AIM
Find and return each line containing "Policies".
# MATERIALS PROVIDED start
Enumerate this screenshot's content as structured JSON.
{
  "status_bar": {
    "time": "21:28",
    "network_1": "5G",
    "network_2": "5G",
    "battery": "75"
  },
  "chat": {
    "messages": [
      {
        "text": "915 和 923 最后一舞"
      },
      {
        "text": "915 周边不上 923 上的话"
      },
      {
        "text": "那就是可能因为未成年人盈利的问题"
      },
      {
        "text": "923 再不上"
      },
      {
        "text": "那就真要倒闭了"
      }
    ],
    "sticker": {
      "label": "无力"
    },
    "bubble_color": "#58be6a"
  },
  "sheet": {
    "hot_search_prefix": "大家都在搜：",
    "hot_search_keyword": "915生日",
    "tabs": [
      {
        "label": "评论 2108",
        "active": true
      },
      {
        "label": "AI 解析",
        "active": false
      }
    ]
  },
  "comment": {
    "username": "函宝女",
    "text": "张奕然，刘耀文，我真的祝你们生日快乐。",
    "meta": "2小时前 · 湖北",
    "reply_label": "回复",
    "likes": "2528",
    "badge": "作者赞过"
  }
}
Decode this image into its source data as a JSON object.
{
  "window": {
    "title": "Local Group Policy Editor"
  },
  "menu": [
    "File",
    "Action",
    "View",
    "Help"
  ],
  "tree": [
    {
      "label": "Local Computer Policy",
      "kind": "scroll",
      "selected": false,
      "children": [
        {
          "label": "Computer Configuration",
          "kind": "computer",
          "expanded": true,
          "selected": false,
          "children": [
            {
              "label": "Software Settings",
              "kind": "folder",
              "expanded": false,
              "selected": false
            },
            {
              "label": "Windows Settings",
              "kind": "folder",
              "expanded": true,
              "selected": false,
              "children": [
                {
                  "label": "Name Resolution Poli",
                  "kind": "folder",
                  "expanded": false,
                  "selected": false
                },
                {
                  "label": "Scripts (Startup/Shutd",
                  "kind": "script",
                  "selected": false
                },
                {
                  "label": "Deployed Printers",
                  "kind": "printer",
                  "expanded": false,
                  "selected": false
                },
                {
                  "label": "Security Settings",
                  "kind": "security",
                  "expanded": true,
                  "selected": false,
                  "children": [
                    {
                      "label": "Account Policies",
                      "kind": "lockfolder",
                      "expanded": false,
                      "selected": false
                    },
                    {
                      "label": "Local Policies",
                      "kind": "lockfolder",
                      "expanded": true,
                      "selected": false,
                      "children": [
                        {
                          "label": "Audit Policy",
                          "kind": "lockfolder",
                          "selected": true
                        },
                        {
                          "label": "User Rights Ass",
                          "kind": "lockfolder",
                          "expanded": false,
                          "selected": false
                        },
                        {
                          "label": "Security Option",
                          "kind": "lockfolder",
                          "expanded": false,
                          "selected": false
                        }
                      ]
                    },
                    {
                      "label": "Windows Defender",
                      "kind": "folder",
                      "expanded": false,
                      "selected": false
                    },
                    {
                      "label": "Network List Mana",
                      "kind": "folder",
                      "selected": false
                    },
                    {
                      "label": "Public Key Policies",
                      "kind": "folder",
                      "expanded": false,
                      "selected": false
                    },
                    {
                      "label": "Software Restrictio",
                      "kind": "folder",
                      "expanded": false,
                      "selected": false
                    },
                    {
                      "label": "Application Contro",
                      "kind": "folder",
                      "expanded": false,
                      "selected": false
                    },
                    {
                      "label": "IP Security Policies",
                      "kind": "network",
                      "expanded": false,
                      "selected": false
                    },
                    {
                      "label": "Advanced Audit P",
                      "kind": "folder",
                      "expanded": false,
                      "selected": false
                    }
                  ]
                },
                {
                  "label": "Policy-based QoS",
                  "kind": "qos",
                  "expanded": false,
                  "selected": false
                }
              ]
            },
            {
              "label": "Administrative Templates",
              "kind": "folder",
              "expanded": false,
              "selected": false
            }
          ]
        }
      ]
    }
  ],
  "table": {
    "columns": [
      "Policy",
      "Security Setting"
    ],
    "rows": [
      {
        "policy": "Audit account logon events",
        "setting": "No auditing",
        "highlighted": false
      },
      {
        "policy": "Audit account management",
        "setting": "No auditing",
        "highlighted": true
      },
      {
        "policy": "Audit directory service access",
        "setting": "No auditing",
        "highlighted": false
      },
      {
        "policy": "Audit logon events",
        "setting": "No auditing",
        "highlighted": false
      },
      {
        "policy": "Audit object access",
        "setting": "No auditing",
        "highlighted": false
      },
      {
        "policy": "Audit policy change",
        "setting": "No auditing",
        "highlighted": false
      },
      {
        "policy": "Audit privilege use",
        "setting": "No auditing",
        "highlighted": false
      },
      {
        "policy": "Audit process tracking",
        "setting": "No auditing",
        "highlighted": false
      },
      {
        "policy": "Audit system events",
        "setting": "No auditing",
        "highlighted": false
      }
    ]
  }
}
# MATERIALS PROVIDED end
ANSWER BELOW
                      "label": "Account Policies",
                      "label": "Local Policies",
                      "label": "Public Key Policies",
                      "label": "IP Security Policies",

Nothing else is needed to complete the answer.